Your instructions: Could you write out the records below exactly as they appear, leaving out any pictures?

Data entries
..........

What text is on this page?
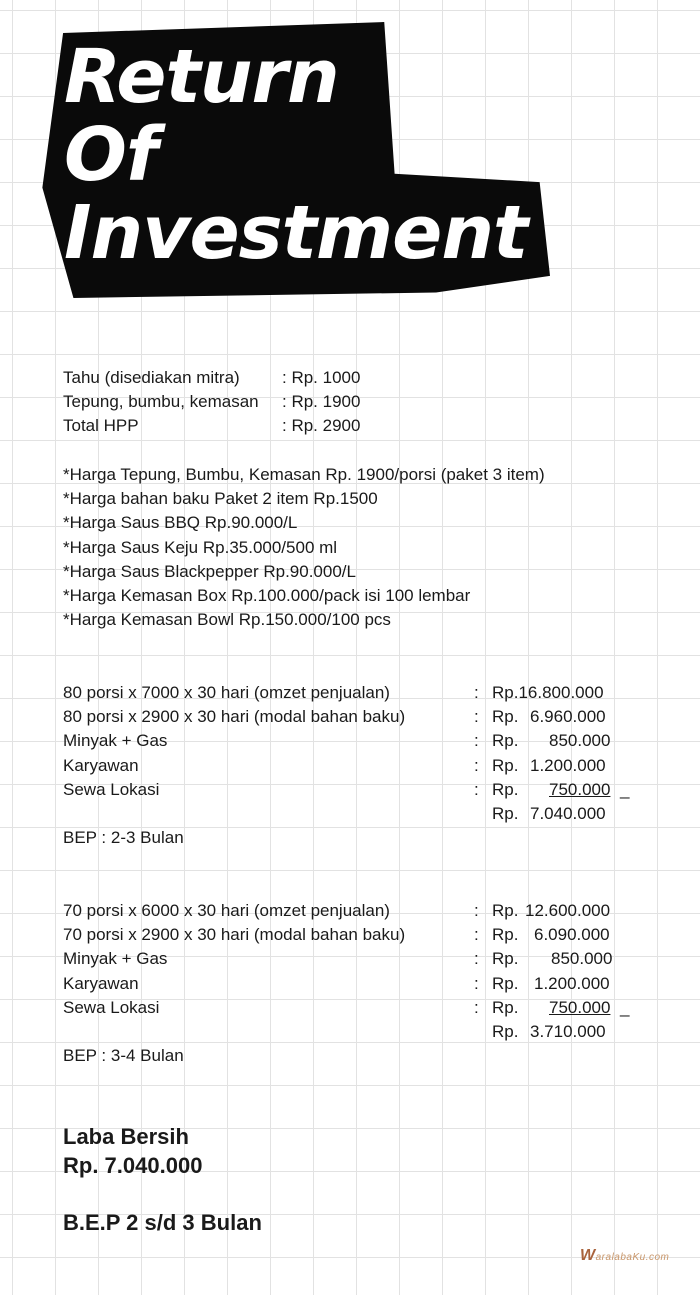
Return
Of
Investment
Tahu (disediakan mitra) : Rp. 1000
Tepung, bumbu, kemasan : Rp. 1900
Total HPP	: Rp. 2900
*Harga Tepung, Bumbu, Kemasan Rp. 1900/porsi (paket 3 item)
*Harga bahan baku Paket 2 item Rp.1500
*Harga Saus BBQ Rp.90.000/L
*Harga Saus Keju Rp.35.000/500 ml
*Harga Saus Blackpepper Rp.90.000/L
*Harga Kemasan Box Rp.100.000/pack isi 100 lembar
*Harga Kemasan Bowl Rp.150.000/100 pcs
80 porsi x 7000 x 30 hari (omzet penjualan)	: Rp.16.800.000
80 porsi x 2900 x 30 hari (modal bahan baku)	: Rp. 6.960.000
Minyak + Gas	: Rp. 850.000
Karyawan	: Rp. 1.200.000
Sewa Lokasi	: Rp. 750.000 _
Rp. 7.040.000
BEP : 2-3 Bulan
70 porsi x 6000 x 30 hari (omzet penjualan)	: Rp. 12.600.000
70 porsi x 2900 x 30 hari (modal bahan baku)	: Rp. 6.090.000
Minyak + Gas	: Rp. 850.000
Karyawan	: Rp. 1.200.000
Sewa Lokasi	: Rp. 750.000 _
Rp. 3.710.000
BEP : 3-4 Bulan
Laba Bersih
Rp. 7.040.000
B.E.P 2 s/d 3 Bulan
WaralabaKu.com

..........

Exercise solution:
What text is on this page?
Return
Of
Investment
Tahu (disediakan mitra) : Rp. 1000
Tepung, bumbu, kemasan : Rp. 1900
Total HPP	: Rp. 2900
*Harga Tepung, Bumbu, Kemasan Rp. 1900/porsi (paket 3 item)
*Harga bahan baku Paket 2 item Rp.1500
*Harga Saus BBQ Rp.90.000/L
*Harga Saus Keju Rp.35.000/500 ml
*Harga Saus Blackpepper Rp.90.000/L
*Harga Kemasan Box Rp.100.000/pack isi 100 lembar
*Harga Kemasan Bowl Rp.150.000/100 pcs
80 porsi x 7000 x 30 hari (omzet penjualan)	: Rp.16.800.000
80 porsi x 2900 x 30 hari (modal bahan baku)	: Rp. 6.960.000
Minyak + Gas	: Rp. 850.000
Karyawan	: Rp. 1.200.000
Sewa Lokasi	: Rp. 750.000 _
Rp. 7.040.000
BEP : 2-3 Bulan
70 porsi x 6000 x 30 hari (omzet penjualan)	: Rp. 12.600.000
70 porsi x 2900 x 30 hari (modal bahan baku)	: Rp. 6.090.000
Minyak + Gas	: Rp. 850.000
Karyawan	: Rp. 1.200.000
Sewa Lokasi	: Rp. 750.000 _
Rp. 3.710.000
BEP : 3-4 Bulan
Laba Bersih
Rp. 7.040.000
B.E.P 2 s/d 3 Bulan
WaralabaKu.com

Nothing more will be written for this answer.